■ Instructions to follow ■
From the entries provided below, copy each line that contains the word "name".
..............................
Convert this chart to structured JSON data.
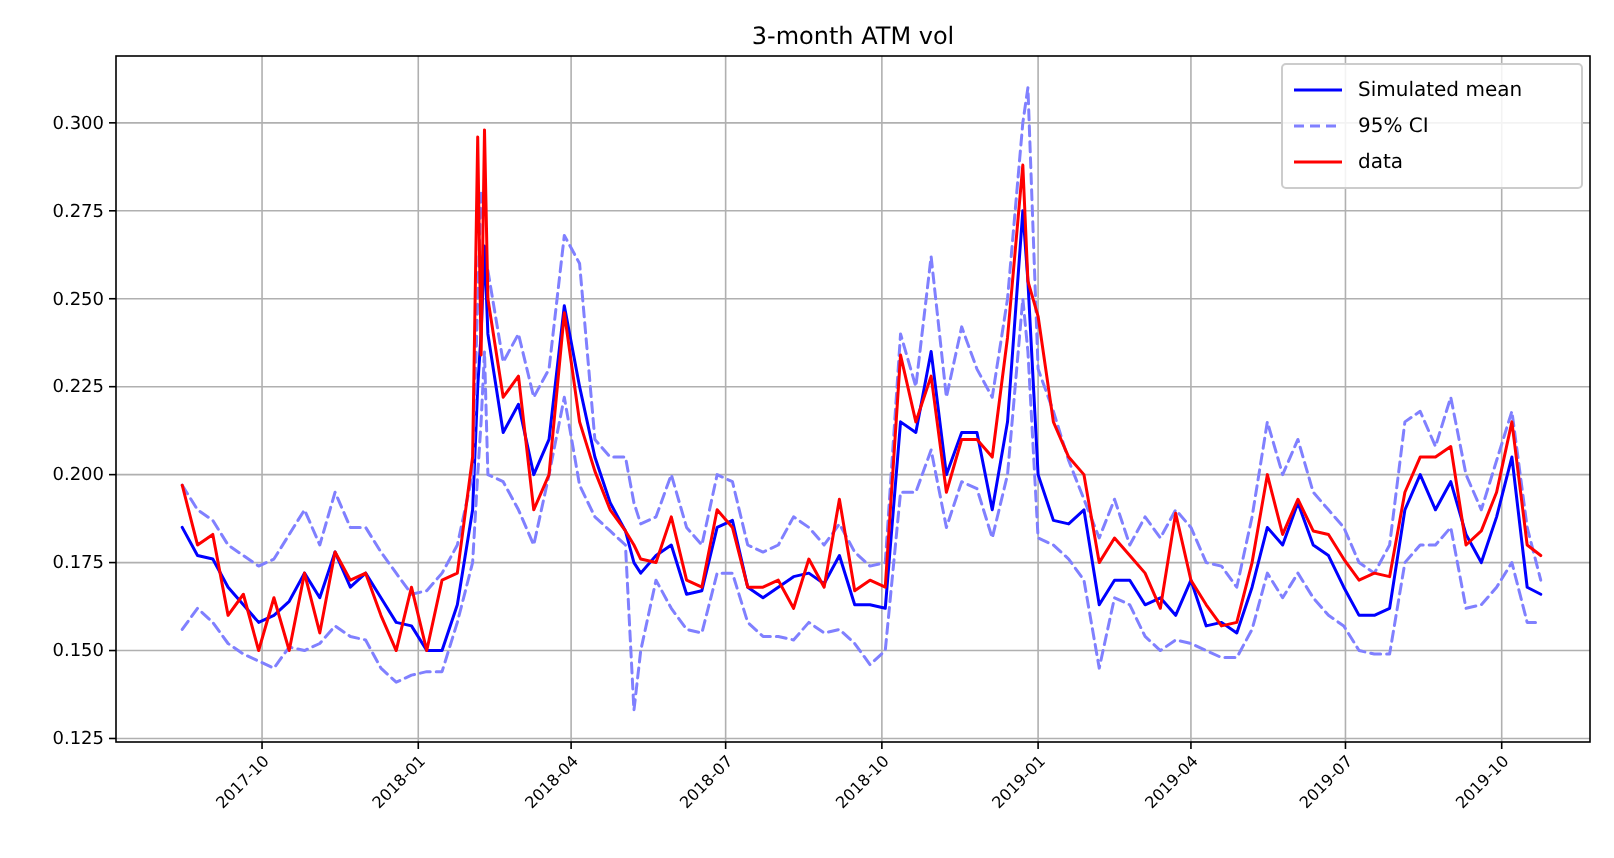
{
  "chart_data": {
    "type": "line",
    "title": "3-month ATM vol",
    "grid": true,
    "legend": "top right",
    "x": [
      "2017-08-15",
      "2017-08-24",
      "2017-09-02",
      "2017-09-11",
      "2017-09-20",
      "2017-09-29",
      "2017-10-08",
      "2017-10-17",
      "2017-10-26",
      "2017-11-04",
      "2017-11-13",
      "2017-11-22",
      "2017-12-01",
      "2017-12-10",
      "2017-12-19",
      "2017-12-28",
      "2018-01-06",
      "2018-01-15",
      "2018-01-24",
      "2018-02-02",
      "2018-02-05",
      "2018-02-07",
      "2018-02-09",
      "2018-02-11",
      "2018-02-20",
      "2018-03-01",
      "2018-03-10",
      "2018-03-19",
      "2018-03-28",
      "2018-04-06",
      "2018-04-15",
      "2018-04-24",
      "2018-05-03",
      "2018-05-08",
      "2018-05-12",
      "2018-05-21",
      "2018-05-30",
      "2018-06-08",
      "2018-06-17",
      "2018-06-26",
      "2018-07-05",
      "2018-07-14",
      "2018-07-23",
      "2018-08-01",
      "2018-08-10",
      "2018-08-19",
      "2018-08-28",
      "2018-09-06",
      "2018-09-15",
      "2018-09-24",
      "2018-10-03",
      "2018-10-12",
      "2018-10-21",
      "2018-10-30",
      "2018-11-08",
      "2018-11-17",
      "2018-11-26",
      "2018-12-05",
      "2018-12-14",
      "2018-12-23",
      "2018-12-26",
      "2019-01-01",
      "2019-01-10",
      "2019-01-19",
      "2019-01-28",
      "2019-02-06",
      "2019-02-15",
      "2019-02-24",
      "2019-03-05",
      "2019-03-14",
      "2019-03-23",
      "2019-04-01",
      "2019-04-10",
      "2019-04-19",
      "2019-04-28",
      "2019-05-07",
      "2019-05-16",
      "2019-05-25",
      "2019-06-03",
      "2019-06-12",
      "2019-06-21",
      "2019-06-30",
      "2019-07-09",
      "2019-07-18",
      "2019-07-27",
      "2019-08-05",
      "2019-08-14",
      "2019-08-23",
      "2019-09-01",
      "2019-09-10",
      "2019-09-19",
      "2019-09-28",
      "2019-10-07",
      "2019-10-16",
      "2019-10-24"
    ],
    "xlim": [
      "2017-07-07",
      "2019-11-22"
    ],
    "xticks": [
      "2017-10",
      "2018-01",
      "2018-04",
      "2018-07",
      "2018-10",
      "2019-01",
      "2019-04",
      "2019-07",
      "2019-10"
    ],
    "ylim": [
      0.124,
      0.319
    ],
    "yticks": [
      {
        "value": 0.125,
        "label": "0.125"
      },
      {
        "value": 0.15,
        "label": "0.150"
      },
      {
        "value": 0.175,
        "label": "0.175"
      },
      {
        "value": 0.2,
        "label": "0.200"
      },
      {
        "value": 0.225,
        "label": "0.225"
      },
      {
        "value": 0.25,
        "label": "0.250"
      },
      {
        "value": 0.275,
        "label": "0.275"
      },
      {
        "value": 0.3,
        "label": "0.300"
      }
    ],
    "series": [
      {
        "name": "Simulated mean",
        "color": "#0000ff",
        "line_style": "solid",
        "values": [
          0.185,
          0.177,
          0.176,
          0.168,
          0.163,
          0.158,
          0.16,
          0.164,
          0.172,
          0.165,
          0.178,
          0.168,
          0.172,
          0.165,
          0.158,
          0.157,
          0.15,
          0.15,
          0.163,
          0.19,
          0.225,
          0.24,
          0.265,
          0.24,
          0.212,
          0.22,
          0.2,
          0.21,
          0.248,
          0.225,
          0.205,
          0.192,
          0.184,
          0.175,
          0.172,
          0.177,
          0.18,
          0.166,
          0.167,
          0.185,
          0.187,
          0.168,
          0.165,
          0.168,
          0.171,
          0.172,
          0.169,
          0.177,
          0.163,
          0.163,
          0.162,
          0.215,
          0.212,
          0.235,
          0.2,
          0.212,
          0.212,
          0.19,
          0.215,
          0.275,
          0.255,
          0.2,
          0.187,
          0.186,
          0.19,
          0.163,
          0.17,
          0.17,
          0.163,
          0.165,
          0.16,
          0.17,
          0.157,
          0.158,
          0.155,
          0.168,
          0.185,
          0.18,
          0.192,
          0.18,
          0.177,
          0.168,
          0.16,
          0.16,
          0.162,
          0.19,
          0.2,
          0.19,
          0.198,
          0.183,
          0.175,
          0.188,
          0.205,
          0.168,
          0.166
        ]
      },
      {
        "name": "95% CI",
        "color": "#8080ff",
        "line_style": "dashed",
        "values": [
          0.197,
          0.19,
          0.187,
          0.18,
          0.177,
          0.174,
          0.176,
          0.183,
          0.19,
          0.18,
          0.195,
          0.185,
          0.185,
          0.178,
          0.172,
          0.166,
          0.167,
          0.172,
          0.18,
          0.2,
          0.25,
          0.28,
          null,
          0.258,
          0.232,
          0.24,
          0.222,
          0.23,
          0.268,
          0.26,
          0.21,
          0.205,
          0.205,
          0.192,
          0.186,
          0.188,
          0.2,
          0.185,
          0.18,
          0.2,
          0.198,
          0.18,
          0.178,
          0.18,
          0.188,
          0.185,
          0.18,
          0.186,
          0.178,
          0.174,
          0.175,
          0.24,
          0.225,
          0.262,
          0.222,
          0.242,
          0.23,
          0.222,
          0.25,
          0.3,
          0.31,
          0.23,
          0.218,
          0.204,
          0.193,
          0.182,
          0.193,
          0.18,
          0.188,
          0.182,
          0.19,
          0.185,
          0.175,
          0.174,
          0.168,
          0.188,
          0.215,
          0.2,
          0.21,
          0.195,
          0.19,
          0.185,
          0.175,
          0.172,
          0.18,
          0.215,
          0.218,
          0.208,
          0.222,
          0.2,
          0.19,
          0.204,
          0.218,
          0.185,
          0.17
        ]
      },
      {
        "color": "#8080ff",
        "line_style": "dashed",
        "values": [
          0.156,
          0.162,
          0.158,
          0.152,
          0.149,
          0.147,
          0.145,
          0.151,
          0.15,
          0.152,
          0.157,
          0.154,
          0.153,
          0.145,
          0.141,
          0.143,
          0.144,
          0.144,
          0.158,
          0.175,
          0.2,
          0.215,
          0.235,
          0.2,
          0.198,
          0.19,
          0.18,
          0.2,
          0.222,
          0.197,
          0.188,
          0.184,
          0.18,
          0.133,
          0.15,
          0.17,
          0.162,
          0.156,
          0.155,
          0.172,
          0.172,
          0.158,
          0.154,
          0.154,
          0.153,
          0.158,
          0.155,
          0.156,
          0.152,
          0.146,
          0.15,
          0.195,
          0.195,
          0.207,
          0.185,
          0.198,
          0.196,
          0.182,
          0.2,
          0.25,
          0.235,
          0.182,
          0.18,
          0.176,
          0.17,
          0.145,
          0.165,
          0.163,
          0.154,
          0.15,
          0.153,
          0.152,
          0.15,
          0.148,
          0.148,
          0.156,
          0.172,
          0.165,
          0.172,
          0.165,
          0.16,
          0.157,
          0.15,
          0.149,
          0.149,
          0.175,
          0.18,
          0.18,
          0.185,
          0.162,
          0.163,
          0.168,
          0.175,
          0.158,
          0.158
        ]
      },
      {
        "name": "data",
        "color": "#ff0000",
        "line_style": "solid",
        "values": [
          0.197,
          0.18,
          0.183,
          0.16,
          0.166,
          0.15,
          0.165,
          0.15,
          0.172,
          0.155,
          0.178,
          0.17,
          0.172,
          0.16,
          0.15,
          0.168,
          0.15,
          0.17,
          0.172,
          0.205,
          0.296,
          0.234,
          0.298,
          0.25,
          0.222,
          0.228,
          0.19,
          0.2,
          0.246,
          0.215,
          0.201,
          0.19,
          0.184,
          0.18,
          0.176,
          0.175,
          0.188,
          0.17,
          0.168,
          0.19,
          0.185,
          0.168,
          0.168,
          0.17,
          0.162,
          0.176,
          0.168,
          0.193,
          0.167,
          0.17,
          0.168,
          0.234,
          0.215,
          0.228,
          0.195,
          0.21,
          0.21,
          0.205,
          0.239,
          0.288,
          0.255,
          0.245,
          0.215,
          0.205,
          0.2,
          0.175,
          0.182,
          0.177,
          0.172,
          0.162,
          0.189,
          0.17,
          0.163,
          0.157,
          0.158,
          0.175,
          0.2,
          0.183,
          0.193,
          0.184,
          0.183,
          0.176,
          0.17,
          0.172,
          0.171,
          0.195,
          0.205,
          0.205,
          0.208,
          0.18,
          0.184,
          0.195,
          0.215,
          0.18,
          0.177
        ]
      }
    ]
  }
}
..............................
■ Response to this exercise ■
        "name": "Simulated mean",
        "name": "95% CI",
        "name": "data",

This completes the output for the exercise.